Extract all lines from the data beneath that include the word "USDJPY".
# # # # #
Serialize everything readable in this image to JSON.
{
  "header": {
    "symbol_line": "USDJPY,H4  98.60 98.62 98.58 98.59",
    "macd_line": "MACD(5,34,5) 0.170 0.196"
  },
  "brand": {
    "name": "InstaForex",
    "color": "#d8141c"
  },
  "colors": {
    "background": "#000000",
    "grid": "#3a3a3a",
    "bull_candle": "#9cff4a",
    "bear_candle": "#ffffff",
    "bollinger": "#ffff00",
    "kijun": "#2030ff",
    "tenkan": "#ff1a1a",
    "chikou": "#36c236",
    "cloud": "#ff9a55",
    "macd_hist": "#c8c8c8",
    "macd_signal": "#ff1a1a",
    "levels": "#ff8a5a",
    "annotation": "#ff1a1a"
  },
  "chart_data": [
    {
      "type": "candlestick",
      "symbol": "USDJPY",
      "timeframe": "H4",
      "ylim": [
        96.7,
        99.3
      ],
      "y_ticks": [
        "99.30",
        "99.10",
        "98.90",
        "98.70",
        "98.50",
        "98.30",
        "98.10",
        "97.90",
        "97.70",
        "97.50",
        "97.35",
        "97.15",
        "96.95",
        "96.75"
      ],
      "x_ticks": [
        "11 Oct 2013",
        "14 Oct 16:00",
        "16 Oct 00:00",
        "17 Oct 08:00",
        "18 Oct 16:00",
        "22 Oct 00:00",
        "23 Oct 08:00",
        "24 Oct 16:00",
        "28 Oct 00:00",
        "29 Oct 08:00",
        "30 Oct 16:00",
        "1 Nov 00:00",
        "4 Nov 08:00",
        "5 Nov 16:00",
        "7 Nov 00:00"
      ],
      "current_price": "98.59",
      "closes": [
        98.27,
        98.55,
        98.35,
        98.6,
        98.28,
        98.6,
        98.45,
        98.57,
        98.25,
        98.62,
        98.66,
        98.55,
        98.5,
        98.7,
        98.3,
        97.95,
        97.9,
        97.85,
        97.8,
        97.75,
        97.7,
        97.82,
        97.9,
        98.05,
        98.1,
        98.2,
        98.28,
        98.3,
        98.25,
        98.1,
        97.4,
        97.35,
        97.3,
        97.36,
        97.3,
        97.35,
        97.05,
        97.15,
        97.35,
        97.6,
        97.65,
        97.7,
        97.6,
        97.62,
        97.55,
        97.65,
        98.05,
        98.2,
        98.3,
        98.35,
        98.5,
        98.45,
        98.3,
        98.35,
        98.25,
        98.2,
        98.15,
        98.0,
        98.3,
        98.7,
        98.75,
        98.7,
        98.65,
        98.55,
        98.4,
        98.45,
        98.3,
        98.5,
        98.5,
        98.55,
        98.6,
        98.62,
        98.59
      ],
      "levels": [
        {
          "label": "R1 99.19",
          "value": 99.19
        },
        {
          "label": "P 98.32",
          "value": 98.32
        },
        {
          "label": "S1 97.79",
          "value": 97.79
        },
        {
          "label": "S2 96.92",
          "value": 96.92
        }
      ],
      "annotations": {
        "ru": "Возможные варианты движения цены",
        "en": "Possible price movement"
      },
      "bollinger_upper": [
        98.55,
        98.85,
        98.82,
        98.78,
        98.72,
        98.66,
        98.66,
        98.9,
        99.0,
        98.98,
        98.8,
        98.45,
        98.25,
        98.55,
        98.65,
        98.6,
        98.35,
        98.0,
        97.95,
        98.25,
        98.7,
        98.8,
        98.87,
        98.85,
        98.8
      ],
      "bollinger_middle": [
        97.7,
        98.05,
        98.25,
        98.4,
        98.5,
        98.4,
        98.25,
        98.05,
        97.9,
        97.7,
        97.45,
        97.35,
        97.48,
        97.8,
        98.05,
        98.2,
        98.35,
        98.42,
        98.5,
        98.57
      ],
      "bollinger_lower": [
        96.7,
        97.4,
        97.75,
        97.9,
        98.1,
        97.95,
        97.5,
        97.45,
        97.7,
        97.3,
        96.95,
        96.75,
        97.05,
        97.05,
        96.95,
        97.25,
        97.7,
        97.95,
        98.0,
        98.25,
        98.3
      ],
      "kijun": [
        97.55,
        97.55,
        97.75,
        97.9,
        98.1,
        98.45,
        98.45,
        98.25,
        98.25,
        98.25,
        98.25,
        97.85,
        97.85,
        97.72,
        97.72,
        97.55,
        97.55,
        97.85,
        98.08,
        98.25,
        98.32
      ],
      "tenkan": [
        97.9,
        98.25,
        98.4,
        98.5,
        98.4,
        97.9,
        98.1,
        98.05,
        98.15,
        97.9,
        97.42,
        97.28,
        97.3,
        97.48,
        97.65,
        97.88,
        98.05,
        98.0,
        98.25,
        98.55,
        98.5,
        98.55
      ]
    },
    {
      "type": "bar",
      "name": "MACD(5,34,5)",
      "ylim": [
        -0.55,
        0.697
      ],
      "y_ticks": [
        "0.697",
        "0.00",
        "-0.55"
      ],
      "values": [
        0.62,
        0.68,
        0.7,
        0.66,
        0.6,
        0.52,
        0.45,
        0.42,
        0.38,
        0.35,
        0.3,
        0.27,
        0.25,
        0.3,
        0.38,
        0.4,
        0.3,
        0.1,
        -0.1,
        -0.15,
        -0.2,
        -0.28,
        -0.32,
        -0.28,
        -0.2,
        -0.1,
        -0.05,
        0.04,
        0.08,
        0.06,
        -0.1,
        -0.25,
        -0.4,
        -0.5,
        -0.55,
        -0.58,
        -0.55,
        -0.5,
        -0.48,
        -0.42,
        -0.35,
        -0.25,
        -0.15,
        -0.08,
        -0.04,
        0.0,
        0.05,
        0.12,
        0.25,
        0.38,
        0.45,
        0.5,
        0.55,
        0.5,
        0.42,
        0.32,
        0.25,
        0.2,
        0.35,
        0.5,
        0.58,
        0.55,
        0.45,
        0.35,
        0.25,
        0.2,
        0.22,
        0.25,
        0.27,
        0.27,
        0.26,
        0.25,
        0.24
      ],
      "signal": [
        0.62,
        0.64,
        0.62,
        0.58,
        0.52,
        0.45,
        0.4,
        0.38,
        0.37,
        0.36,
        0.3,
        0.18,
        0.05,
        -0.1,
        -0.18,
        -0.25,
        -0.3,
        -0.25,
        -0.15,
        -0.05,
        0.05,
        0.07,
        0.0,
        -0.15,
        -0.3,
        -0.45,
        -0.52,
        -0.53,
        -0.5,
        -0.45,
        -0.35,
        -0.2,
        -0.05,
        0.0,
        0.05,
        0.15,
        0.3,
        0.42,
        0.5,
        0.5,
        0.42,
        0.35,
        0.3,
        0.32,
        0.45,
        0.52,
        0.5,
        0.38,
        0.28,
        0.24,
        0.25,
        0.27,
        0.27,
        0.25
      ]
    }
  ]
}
# # # # #
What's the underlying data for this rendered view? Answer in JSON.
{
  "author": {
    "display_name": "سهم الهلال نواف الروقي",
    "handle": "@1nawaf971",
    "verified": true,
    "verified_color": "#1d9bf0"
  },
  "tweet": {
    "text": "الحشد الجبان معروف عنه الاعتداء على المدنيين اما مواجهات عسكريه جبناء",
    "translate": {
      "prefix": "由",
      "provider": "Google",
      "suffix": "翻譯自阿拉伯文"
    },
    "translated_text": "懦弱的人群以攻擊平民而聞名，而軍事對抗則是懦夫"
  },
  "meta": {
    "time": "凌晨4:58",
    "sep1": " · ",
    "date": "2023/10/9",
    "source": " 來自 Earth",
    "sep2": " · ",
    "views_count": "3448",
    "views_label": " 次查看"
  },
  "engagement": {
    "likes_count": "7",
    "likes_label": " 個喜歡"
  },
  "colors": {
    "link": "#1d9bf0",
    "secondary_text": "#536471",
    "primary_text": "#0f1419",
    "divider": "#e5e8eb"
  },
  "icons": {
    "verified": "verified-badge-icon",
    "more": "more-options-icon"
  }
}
# # # # #
» Exercise solution
    "symbol_line": "USDJPY,H4  98.60 98.62 98.58 98.59",
      "symbol": "USDJPY",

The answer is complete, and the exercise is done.